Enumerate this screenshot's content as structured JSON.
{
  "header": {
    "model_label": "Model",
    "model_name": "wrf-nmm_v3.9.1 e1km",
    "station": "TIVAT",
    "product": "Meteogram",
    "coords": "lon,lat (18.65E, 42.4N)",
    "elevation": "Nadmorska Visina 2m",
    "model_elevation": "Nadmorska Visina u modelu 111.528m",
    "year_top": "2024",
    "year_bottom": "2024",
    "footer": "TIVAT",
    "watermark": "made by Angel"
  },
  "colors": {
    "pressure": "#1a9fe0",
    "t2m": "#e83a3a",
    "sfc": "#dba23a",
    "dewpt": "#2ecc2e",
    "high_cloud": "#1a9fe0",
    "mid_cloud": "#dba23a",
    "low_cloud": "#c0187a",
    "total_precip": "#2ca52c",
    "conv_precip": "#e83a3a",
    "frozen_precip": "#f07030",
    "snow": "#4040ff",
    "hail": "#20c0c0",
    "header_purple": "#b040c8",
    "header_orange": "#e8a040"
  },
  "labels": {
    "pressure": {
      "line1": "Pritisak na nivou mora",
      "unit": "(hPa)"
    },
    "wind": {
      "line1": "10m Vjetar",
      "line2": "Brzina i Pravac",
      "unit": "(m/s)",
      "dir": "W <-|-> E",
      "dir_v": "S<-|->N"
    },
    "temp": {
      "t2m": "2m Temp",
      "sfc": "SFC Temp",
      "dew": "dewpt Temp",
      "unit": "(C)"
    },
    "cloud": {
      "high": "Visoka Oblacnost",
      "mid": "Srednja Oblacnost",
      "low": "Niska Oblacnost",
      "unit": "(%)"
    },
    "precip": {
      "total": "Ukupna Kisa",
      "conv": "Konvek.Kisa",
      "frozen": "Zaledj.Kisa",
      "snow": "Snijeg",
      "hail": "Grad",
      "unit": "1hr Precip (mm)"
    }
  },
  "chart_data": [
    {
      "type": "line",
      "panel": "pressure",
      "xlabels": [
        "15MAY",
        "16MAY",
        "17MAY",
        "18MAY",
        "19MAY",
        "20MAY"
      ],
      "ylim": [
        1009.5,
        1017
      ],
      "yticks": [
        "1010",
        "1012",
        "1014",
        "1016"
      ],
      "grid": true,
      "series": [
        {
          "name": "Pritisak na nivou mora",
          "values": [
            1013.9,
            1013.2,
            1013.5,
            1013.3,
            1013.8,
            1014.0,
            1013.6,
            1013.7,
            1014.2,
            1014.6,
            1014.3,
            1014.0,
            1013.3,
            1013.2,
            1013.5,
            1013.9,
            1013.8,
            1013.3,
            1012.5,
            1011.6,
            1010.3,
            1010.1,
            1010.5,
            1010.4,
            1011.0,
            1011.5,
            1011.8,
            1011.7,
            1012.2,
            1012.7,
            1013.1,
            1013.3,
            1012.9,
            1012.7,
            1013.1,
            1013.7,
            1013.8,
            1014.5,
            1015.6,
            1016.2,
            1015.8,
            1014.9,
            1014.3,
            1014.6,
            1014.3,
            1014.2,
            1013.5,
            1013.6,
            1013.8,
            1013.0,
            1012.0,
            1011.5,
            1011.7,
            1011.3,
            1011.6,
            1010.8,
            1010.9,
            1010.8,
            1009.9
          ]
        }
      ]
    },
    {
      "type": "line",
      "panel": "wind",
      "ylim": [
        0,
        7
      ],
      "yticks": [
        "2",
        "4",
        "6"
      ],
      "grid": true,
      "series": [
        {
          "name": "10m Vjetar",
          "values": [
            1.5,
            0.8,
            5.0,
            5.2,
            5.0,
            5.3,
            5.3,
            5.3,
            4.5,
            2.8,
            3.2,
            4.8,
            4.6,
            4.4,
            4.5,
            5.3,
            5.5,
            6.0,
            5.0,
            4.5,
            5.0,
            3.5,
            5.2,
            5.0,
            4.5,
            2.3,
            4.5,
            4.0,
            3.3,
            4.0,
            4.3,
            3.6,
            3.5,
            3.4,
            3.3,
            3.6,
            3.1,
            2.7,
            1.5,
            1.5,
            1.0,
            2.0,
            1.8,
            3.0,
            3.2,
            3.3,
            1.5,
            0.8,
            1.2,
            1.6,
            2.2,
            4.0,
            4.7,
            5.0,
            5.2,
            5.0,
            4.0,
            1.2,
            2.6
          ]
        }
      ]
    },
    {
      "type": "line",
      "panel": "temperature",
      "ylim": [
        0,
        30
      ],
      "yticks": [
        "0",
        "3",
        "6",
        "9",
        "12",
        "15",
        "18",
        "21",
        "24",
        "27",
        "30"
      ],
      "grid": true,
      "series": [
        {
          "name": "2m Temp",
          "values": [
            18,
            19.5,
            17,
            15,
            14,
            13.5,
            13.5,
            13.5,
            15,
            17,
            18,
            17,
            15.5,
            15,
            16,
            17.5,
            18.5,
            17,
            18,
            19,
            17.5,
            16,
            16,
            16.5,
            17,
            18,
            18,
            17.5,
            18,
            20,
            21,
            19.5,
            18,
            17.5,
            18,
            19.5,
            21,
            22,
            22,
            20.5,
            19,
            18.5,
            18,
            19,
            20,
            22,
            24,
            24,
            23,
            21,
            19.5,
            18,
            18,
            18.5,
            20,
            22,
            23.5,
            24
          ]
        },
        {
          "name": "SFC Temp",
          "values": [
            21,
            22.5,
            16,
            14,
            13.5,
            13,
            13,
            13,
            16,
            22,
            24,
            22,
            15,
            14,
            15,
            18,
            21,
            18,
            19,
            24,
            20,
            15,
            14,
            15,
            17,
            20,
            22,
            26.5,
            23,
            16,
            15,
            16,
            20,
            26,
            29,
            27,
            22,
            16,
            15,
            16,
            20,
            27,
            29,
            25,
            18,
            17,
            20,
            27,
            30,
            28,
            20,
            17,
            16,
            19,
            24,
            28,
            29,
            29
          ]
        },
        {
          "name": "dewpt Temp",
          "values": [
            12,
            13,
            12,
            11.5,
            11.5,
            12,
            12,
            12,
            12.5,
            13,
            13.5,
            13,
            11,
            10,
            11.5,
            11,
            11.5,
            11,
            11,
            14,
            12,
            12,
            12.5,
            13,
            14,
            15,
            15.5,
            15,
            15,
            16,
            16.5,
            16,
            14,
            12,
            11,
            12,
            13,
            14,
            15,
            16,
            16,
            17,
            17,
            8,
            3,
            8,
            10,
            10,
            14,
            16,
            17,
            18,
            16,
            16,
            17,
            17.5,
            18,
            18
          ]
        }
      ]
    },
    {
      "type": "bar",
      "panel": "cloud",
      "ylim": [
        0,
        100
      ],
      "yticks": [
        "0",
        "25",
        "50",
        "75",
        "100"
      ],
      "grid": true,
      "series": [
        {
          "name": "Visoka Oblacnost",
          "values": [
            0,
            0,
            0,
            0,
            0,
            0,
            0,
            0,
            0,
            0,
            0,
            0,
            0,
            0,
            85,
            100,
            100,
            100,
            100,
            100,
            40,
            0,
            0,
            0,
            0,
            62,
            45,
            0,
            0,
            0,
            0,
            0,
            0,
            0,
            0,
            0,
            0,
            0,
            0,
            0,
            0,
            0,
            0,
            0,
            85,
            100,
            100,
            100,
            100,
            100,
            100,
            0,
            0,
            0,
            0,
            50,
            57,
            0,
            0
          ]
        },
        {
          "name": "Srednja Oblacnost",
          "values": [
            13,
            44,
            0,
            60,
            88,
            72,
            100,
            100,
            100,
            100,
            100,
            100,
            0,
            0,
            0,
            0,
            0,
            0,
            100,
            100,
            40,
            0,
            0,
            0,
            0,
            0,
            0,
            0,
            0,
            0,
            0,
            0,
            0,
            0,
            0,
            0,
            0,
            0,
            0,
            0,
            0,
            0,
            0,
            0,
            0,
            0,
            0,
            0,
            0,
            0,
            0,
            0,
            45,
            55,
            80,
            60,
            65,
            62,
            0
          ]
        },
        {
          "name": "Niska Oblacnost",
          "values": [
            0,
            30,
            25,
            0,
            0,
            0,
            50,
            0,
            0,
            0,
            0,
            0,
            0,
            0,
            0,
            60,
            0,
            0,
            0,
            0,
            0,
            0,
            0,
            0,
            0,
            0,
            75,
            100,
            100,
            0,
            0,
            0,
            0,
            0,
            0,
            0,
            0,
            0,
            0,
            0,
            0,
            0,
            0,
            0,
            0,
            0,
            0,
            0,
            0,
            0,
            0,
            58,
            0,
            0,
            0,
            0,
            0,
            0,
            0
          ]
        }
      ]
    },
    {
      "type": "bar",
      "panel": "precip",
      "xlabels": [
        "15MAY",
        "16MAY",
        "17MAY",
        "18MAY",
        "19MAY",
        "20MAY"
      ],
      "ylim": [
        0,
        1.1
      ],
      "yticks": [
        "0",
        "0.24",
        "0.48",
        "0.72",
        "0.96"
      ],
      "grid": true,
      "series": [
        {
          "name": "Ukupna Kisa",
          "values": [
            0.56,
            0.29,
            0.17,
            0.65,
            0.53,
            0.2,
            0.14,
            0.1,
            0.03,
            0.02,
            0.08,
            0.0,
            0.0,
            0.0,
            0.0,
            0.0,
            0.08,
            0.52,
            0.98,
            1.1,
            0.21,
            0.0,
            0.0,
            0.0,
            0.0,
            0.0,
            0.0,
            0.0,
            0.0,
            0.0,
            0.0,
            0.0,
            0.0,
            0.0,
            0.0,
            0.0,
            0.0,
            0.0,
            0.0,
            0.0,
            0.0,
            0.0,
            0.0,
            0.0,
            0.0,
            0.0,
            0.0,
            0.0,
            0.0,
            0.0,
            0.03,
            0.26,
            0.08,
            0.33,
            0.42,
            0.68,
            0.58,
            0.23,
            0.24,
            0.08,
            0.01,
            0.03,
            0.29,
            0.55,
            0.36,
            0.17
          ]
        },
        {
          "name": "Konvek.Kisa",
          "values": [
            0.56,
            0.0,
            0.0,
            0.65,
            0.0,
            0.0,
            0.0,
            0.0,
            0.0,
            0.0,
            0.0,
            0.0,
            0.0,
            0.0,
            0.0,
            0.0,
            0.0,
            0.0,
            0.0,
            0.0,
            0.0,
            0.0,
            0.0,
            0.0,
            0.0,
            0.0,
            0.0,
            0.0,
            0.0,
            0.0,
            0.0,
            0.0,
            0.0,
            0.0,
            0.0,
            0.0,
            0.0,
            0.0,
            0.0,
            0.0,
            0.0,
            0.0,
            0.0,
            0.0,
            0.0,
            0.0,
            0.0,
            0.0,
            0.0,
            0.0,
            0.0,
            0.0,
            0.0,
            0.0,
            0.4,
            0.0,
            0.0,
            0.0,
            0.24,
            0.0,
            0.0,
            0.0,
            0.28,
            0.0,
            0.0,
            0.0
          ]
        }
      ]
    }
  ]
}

● **Problem description**
Copy out each line of the data containing the string "Niska".

● **Expected answer**
      "low": "Niska Oblacnost",
          "name": "Niska Oblacnost",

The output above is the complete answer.